**TEXTO DO DOCUMENTO**
⟨
O Centro POP atende todos os dias, 24 horas. É ofertado à população em situação de rua atendimento técnico especializado (acolhida, orientação e/ou encaminhamento, articulação com rede socioassistencial e demais órgãos do Sistema de Garantia de Direito).

Em São Bernardo, a Operação Cobertor que Salva intensifica no inverno as abordagens e a oferta de serviços de acolhimento; e amplia as 150 vagas (130 masculinas e 20 femininas) do Centro de Acolhimento 24 horas, na Vila Scopel, com mais 70 vagas para acolhimento noturno e outras 30 na Moradia Provisória, no Riacho Grande. Em casos emergenciais, mais espaços são disponibilizados. Em julho, foram atendidas 360 pessoas.
⟩
**TAREFA PROPOSTA A**
Copie do texto sobre o acolhimento da população em situação de rua o trecho que vai de "Em São Bernardo, a" até "atendidas 360 pessoas.", com estas palavras incluídas.
**TAREFA PROPOSTA B**
Dê sequência ao texto sobre o acolhimento da população em situação de rua, começando logo após a última frase apresentada.

**MATERIAL FORNECIDO**
⟨
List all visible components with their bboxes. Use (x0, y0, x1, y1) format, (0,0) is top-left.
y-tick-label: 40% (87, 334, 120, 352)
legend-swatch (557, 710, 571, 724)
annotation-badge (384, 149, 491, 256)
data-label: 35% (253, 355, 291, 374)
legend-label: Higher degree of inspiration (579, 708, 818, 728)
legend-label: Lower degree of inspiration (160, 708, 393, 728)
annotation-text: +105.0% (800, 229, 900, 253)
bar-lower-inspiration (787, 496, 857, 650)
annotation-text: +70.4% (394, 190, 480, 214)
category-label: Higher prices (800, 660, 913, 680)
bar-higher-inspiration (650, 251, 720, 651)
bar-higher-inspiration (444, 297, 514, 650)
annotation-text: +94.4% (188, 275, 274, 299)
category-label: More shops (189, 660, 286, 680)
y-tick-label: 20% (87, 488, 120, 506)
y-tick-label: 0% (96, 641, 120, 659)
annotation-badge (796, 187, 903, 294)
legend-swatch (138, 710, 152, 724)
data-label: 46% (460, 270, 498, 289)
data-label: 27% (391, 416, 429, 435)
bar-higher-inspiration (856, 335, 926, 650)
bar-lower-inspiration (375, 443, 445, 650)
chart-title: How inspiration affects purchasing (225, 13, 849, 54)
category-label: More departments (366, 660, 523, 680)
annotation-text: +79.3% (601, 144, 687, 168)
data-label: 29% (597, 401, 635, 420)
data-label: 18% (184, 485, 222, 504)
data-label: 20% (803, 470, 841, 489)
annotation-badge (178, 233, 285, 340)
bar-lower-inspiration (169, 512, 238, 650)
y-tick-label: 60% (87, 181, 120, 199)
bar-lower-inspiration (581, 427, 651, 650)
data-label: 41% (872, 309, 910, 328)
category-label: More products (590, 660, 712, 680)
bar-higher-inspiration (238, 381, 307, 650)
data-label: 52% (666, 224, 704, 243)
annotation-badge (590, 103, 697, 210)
⟩
⟨
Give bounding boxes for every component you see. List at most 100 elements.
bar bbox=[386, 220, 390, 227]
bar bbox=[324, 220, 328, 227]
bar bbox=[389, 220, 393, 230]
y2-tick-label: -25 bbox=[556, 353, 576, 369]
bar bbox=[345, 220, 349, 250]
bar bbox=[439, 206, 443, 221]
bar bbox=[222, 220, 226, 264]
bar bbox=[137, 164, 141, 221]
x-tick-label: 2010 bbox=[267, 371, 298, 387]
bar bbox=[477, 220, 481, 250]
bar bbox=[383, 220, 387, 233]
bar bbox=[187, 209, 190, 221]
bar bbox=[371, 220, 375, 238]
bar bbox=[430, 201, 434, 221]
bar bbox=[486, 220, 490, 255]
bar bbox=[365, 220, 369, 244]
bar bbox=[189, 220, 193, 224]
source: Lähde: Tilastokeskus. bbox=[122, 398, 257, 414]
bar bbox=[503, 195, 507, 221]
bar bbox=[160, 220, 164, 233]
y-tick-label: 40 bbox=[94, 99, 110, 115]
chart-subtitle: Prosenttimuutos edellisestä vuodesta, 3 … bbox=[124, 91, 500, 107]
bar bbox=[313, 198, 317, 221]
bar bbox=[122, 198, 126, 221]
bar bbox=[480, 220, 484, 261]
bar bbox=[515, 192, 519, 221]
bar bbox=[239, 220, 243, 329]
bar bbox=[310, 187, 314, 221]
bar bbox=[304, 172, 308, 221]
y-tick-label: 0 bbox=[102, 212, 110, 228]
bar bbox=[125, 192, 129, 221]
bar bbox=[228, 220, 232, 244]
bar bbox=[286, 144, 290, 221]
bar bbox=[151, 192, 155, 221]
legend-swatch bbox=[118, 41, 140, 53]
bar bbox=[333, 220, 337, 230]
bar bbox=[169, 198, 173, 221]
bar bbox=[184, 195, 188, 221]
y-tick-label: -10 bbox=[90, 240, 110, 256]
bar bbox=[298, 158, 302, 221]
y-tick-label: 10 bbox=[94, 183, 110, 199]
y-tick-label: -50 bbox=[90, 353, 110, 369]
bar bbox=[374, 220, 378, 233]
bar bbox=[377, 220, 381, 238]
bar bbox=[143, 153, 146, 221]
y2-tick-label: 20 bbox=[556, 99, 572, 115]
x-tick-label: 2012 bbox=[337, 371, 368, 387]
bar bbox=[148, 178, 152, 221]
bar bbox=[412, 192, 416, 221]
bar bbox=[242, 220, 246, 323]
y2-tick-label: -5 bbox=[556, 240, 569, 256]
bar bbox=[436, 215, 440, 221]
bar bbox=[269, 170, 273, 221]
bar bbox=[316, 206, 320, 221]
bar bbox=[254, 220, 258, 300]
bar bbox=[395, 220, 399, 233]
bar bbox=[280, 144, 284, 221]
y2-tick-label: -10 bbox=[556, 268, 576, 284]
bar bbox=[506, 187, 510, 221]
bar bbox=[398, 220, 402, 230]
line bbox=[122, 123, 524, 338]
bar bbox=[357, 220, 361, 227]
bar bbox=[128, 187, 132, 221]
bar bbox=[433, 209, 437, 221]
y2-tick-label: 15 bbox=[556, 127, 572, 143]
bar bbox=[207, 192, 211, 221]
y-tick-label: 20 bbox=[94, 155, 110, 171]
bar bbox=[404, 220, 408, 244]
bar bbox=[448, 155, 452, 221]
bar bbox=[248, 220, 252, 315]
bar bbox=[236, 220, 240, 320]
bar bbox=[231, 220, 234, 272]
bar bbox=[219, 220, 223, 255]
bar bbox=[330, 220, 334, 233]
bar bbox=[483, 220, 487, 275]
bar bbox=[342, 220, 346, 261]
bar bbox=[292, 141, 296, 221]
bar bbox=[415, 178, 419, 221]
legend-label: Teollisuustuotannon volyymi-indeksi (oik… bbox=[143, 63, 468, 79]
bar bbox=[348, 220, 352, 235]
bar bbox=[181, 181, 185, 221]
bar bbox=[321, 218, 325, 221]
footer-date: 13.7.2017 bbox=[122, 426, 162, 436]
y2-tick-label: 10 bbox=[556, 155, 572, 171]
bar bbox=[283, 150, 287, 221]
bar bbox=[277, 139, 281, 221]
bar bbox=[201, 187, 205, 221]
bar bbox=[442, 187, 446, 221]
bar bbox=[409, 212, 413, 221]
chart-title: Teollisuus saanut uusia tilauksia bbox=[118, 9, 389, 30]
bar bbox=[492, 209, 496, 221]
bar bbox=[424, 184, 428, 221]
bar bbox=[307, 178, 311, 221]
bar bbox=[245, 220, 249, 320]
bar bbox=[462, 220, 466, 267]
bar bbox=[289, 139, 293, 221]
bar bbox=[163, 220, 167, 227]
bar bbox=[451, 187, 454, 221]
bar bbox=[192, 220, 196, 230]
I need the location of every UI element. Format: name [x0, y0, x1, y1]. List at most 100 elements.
⟩
**RESPOSTA FINAL A**
Em São Bernardo, a Operação Cobertor que Salva intensifica no inverno as abordagens e a oferta de serviços de acolhimento; e amplia as 150 vagas (130 masculinas e 20 femininas) do Centro de Acolhimento 24 horas, na Vila Scopel, com mais 70 vagas para acolhimento noturno e outras 30 na Moradia Provisória, no Riacho Grande. Em casos emergenciais, mais espaços são disponibilizados. Em julho, foram atendidas 360 pessoas.

**RESPOSTA FINAL B**
Mauá estima ter 350 pessoas na cidade em situação de rua e conta com apenas 25 vagas em albergue, ampliadas para 50 durante a Operação Inverno, quando equipe composta pela Secretaria de Promoção Social (Centro POP e Albergue), Segurança Pública (GCM e Defesa Civil) e Saúde (Samu) atua na abordagem e conscientização das pessoas. São feitos, em média, 1.800 atendimentos por mês. As abordagens são diárias, com atendimento no Centro POP e encaminhamentos para serviços públicos, quando necessário.

Em São Caetano, existem 45 vagas de albergue para população estimada em 51 pessoas. O Creas (Centro de Referência Especializado de Assistência Social) realiza abordagens de segunda a sexta-feira, das 8h às 18h, com intensificação nos meses mais frios. “A abordagem social realizada com equipe multidisciplinar leva para locais de acolhimento itens de higiene e alimentação, e a Secretaria da Saúde disponibiliza serviços quando necessário”, relata a administração, em nota.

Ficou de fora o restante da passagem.